- Description of the task
Exactly as written, retype the listing below, omitting the pictures.

A run of records:
★ ★ ★

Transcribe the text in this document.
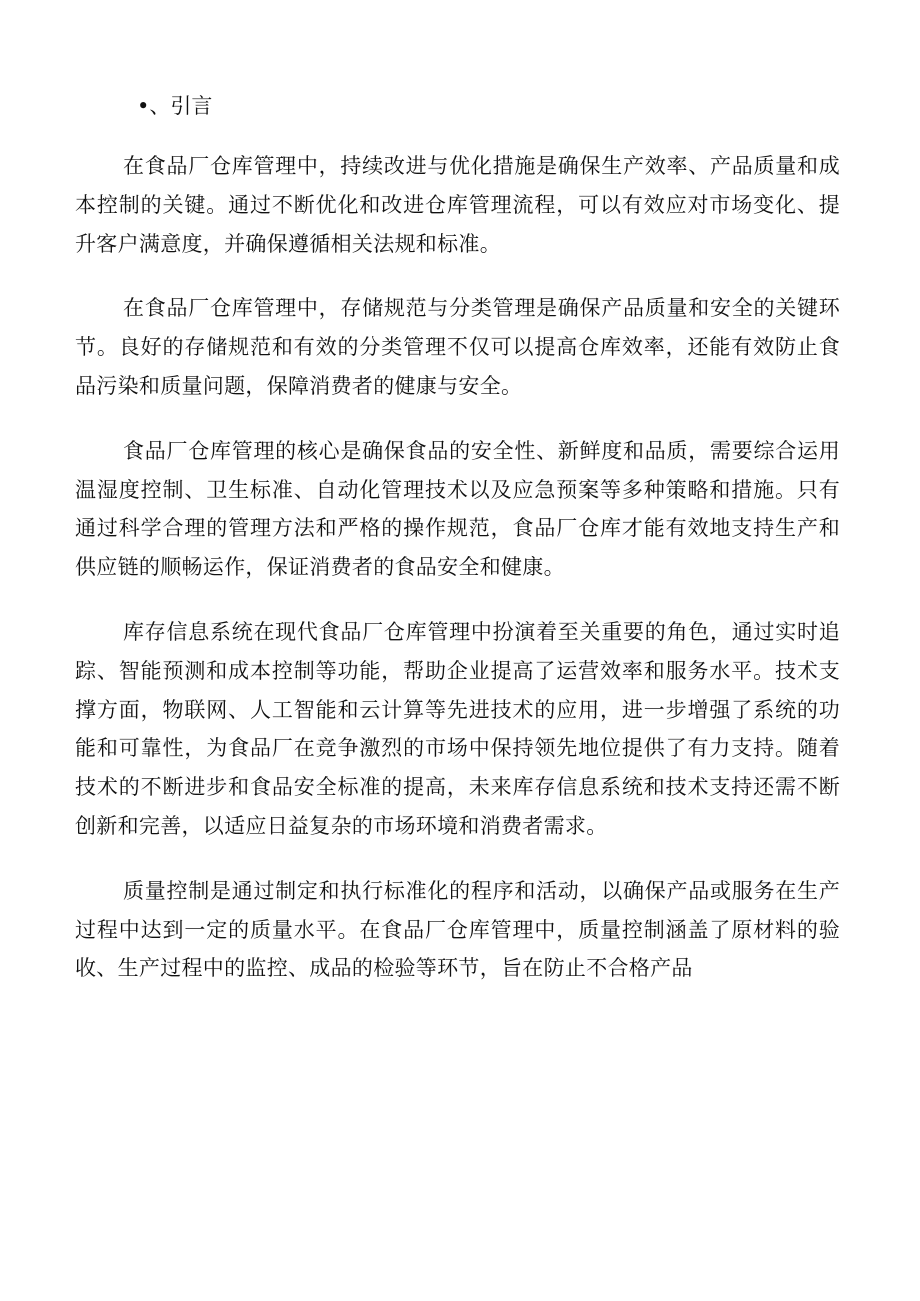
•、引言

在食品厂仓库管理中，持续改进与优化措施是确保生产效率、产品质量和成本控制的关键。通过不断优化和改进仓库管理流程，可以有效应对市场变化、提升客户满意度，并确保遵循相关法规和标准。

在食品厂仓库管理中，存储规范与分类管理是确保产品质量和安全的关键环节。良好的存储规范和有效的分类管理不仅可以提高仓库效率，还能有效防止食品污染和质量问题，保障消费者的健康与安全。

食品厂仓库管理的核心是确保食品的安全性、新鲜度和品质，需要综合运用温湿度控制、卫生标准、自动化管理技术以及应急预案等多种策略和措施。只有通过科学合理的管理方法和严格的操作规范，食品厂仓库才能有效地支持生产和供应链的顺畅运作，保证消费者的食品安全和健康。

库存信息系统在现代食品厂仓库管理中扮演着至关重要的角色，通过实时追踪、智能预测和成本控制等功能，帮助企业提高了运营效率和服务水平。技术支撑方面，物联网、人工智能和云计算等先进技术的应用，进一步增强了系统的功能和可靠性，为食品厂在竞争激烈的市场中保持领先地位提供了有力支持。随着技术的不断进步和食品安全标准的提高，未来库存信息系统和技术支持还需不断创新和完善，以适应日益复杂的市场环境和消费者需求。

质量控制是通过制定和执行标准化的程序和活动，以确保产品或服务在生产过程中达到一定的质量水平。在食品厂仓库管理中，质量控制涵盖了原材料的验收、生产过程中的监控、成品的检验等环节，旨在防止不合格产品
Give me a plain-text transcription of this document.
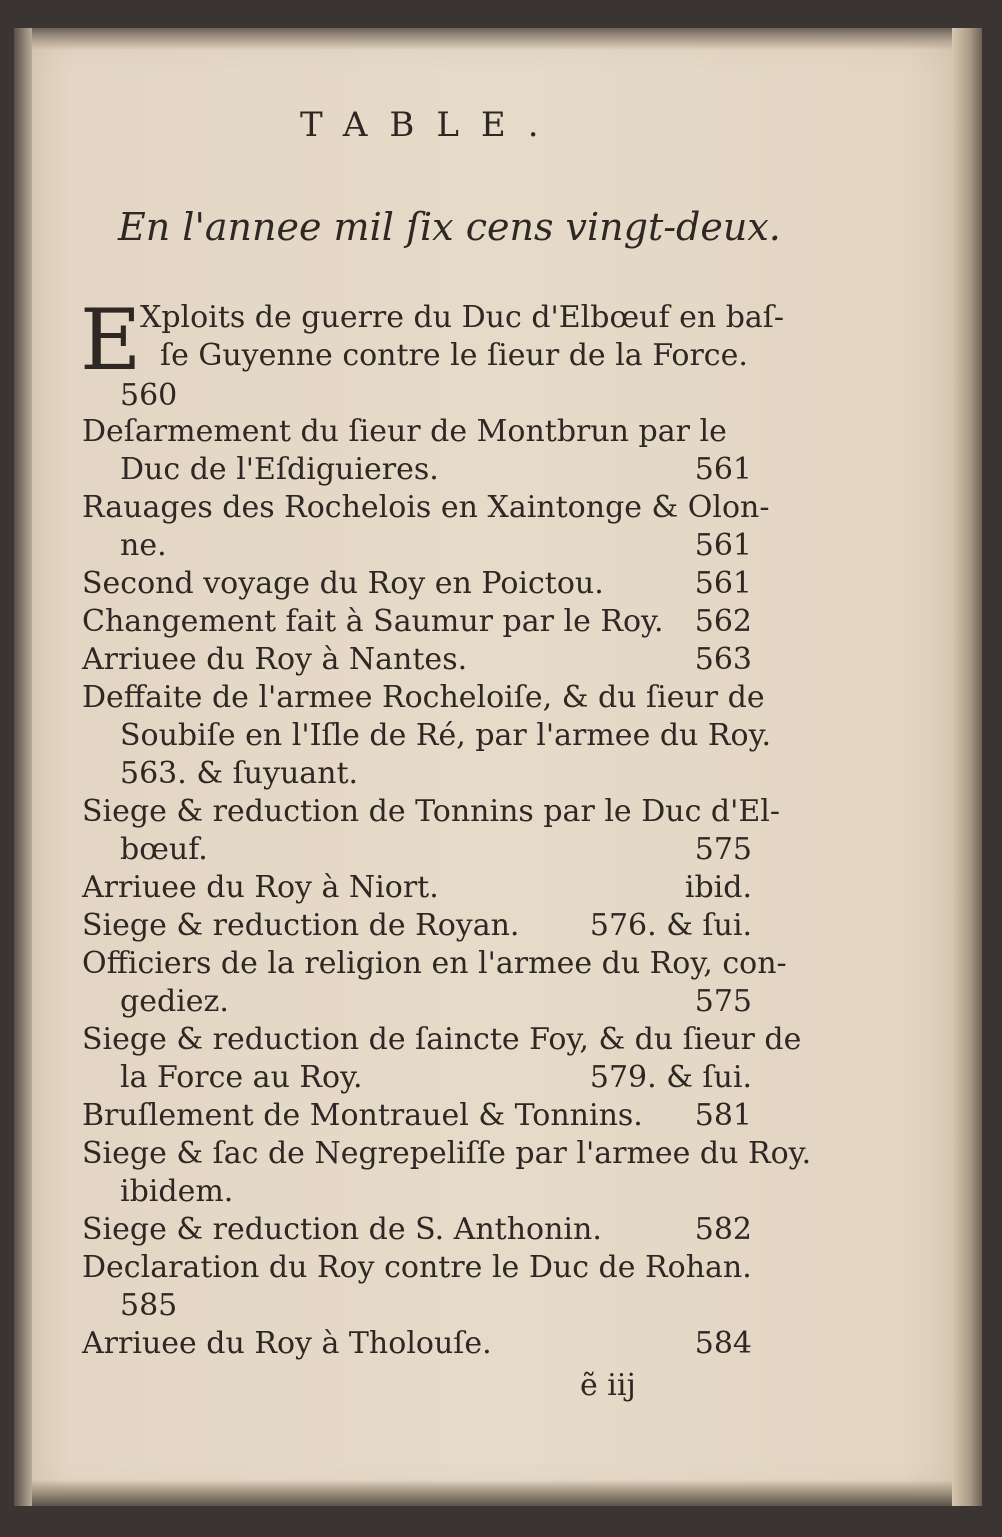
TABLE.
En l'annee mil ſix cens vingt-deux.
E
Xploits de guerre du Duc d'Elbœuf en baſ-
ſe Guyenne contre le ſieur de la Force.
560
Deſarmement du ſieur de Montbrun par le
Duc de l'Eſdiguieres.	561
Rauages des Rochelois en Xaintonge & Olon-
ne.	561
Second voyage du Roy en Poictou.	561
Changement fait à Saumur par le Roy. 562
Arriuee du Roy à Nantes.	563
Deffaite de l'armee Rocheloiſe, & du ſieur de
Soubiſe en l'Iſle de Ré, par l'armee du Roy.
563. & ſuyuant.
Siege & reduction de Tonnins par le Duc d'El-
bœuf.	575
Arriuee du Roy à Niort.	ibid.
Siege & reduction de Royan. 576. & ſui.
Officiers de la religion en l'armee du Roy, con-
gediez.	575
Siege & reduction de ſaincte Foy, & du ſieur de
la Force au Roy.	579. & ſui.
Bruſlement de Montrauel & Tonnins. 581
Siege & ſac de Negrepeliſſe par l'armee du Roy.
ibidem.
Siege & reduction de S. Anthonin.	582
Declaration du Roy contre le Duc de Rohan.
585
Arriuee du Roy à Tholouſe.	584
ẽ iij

★ ★ ★

- Answer
Transcribe the text in this document.
•、引言

在食品厂仓库管理中，持续改进与优化措施是确保生产效率、产品质量和成本控制的关键。通过不断优化和改进仓库管理流程，可以有效应对市场变化、提升客户满意度，并确保遵循相关法规和标准。

在食品厂仓库管理中，存储规范与分类管理是确保产品质量和安全的关键环节。良好的存储规范和有效的分类管理不仅可以提高仓库效率，还能有效防止食品污染和质量问题，保障消费者的健康与安全。

食品厂仓库管理的核心是确保食品的安全性、新鲜度和品质，需要综合运用温湿度控制、卫生标准、自动化管理技术以及应急预案等多种策略和措施。只有通过科学合理的管理方法和严格的操作规范，食品厂仓库才能有效地支持生产和供应链的顺畅运作，保证消费者的食品安全和健康。

库存信息系统在现代食品厂仓库管理中扮演着至关重要的角色，通过实时追踪、智能预测和成本控制等功能，帮助企业提高了运营效率和服务水平。技术支撑方面，物联网、人工智能和云计算等先进技术的应用，进一步增强了系统的功能和可靠性，为食品厂在竞争激烈的市场中保持领先地位提供了有力支持。随着技术的不断进步和食品安全标准的提高，未来库存信息系统和技术支持还需不断创新和完善，以适应日益复杂的市场环境和消费者需求。

质量控制是通过制定和执行标准化的程序和活动，以确保产品或服务在生产过程中达到一定的质量水平。在食品厂仓库管理中，质量控制涵盖了原材料的验收、生产过程中的监控、成品的检验等环节，旨在防止不合格产品
Give me a plain-text transcription of this document.
TABLE.
En l'annee mil ſix cens vingt-deux.
E
Xploits de guerre du Duc d'Elbœuf en baſ-
ſe Guyenne contre le ſieur de la Force.
560
Deſarmement du ſieur de Montbrun par le
Duc de l'Eſdiguieres.	561
Rauages des Rochelois en Xaintonge & Olon-
ne.	561
Second voyage du Roy en Poictou.	561
Changement fait à Saumur par le Roy. 562
Arriuee du Roy à Nantes.	563
Deffaite de l'armee Rocheloiſe, & du ſieur de
Soubiſe en l'Iſle de Ré, par l'armee du Roy.
563. & ſuyuant.
Siege & reduction de Tonnins par le Duc d'El-
bœuf.	575
Arriuee du Roy à Niort.	ibid.
Siege & reduction de Royan. 576. & ſui.
Officiers de la religion en l'armee du Roy, con-
gediez.	575
Siege & reduction de ſaincte Foy, & du ſieur de
la Force au Roy.	579. & ſui.
Bruſlement de Montrauel & Tonnins. 581
Siege & ſac de Negrepeliſſe par l'armee du Roy.
ibidem.
Siege & reduction de S. Anthonin.	582
Declaration du Roy contre le Duc de Rohan.
585
Arriuee du Roy à Tholouſe.	584
ẽ iij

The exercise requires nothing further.